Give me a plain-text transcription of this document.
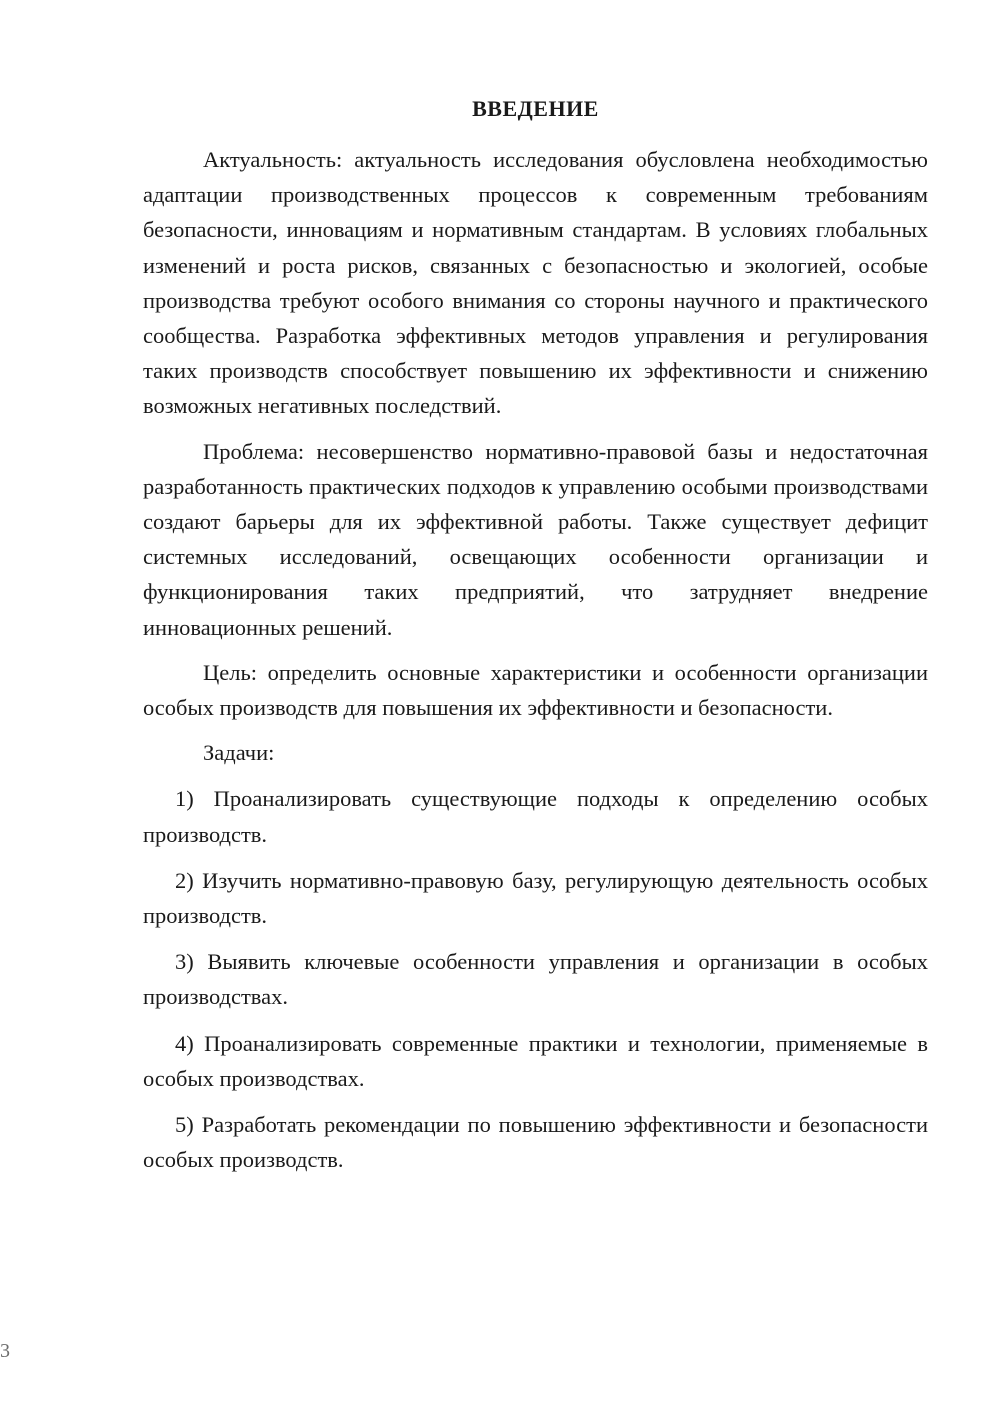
ВВЕДЕНИЕ

Актуальность: актуальность исследования обусловлена необходимостью адаптации производственных процессов к современным требованиям безопасности, инновациям и нормативным стандартам. В условиях глобальных изменений и роста рисков, связанных с безопасностью и экологией, особые производства требуют особого внимания со стороны научного и практического сообщества. Разработка эффективных методов управления и регулирования таких производств способствует повышению их эффективности и снижению возможных негативных последствий.

Проблема: несовершенство нормативно-правовой базы и недостаточная разработанность практических подходов к управлению особыми производствами создают барьеры для их эффективной работы. Также существует дефицит системных исследований, освещающих особенности организации и функционирования таких предприятий, что затрудняет внедрение инновационных решений.

Цель: определить основные характеристики и особенности организации особых производств для повышения их эффективности и безопасности.

Задачи:

1) Проанализировать существующие подходы к определению особых производств.

2) Изучить нормативно-правовую базу, регулирующую деятельность особых производств.

3) Выявить ключевые особенности управления и организации в особых производствах.

4) Проанализировать современные практики и технологии, применяемые в особых производствах.

5) Разработать рекомендации по повышению эффективности и безопасности особых производств.

3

- PROMPT:
Keep the pictures out of the copy and return the rest of the data above exactly.

- REPLY:
Give me a plain-text transcription of this document.
ВВЕДЕНИЕ

Актуальность: актуальность исследования обусловлена необходимостью адаптации производственных процессов к современным требованиям безопасности, инновациям и нормативным стандартам. В условиях глобальных изменений и роста рисков, связанных с безопасностью и экологией, особые производства требуют особого внимания со стороны научного и практического сообщества. Разработка эффективных методов управления и регулирования таких производств способствует повышению их эффективности и снижению возможных негативных последствий.

Проблема: несовершенство нормативно-правовой базы и недостаточная разработанность практических подходов к управлению особыми производствами создают барьеры для их эффективной работы. Также существует дефицит системных исследований, освещающих особенности организации и функционирования таких предприятий, что затрудняет внедрение инновационных решений.

Цель: определить основные характеристики и особенности организации особых производств для повышения их эффективности и безопасности.

Задачи:

1) Проанализировать существующие подходы к определению особых производств.

2) Изучить нормативно-правовую базу, регулирующую деятельность особых производств.

3) Выявить ключевые особенности управления и организации в особых производствах.

4) Проанализировать современные практики и технологии, применяемые в особых производствах.

5) Разработать рекомендации по повышению эффективности и безопасности особых производств.

3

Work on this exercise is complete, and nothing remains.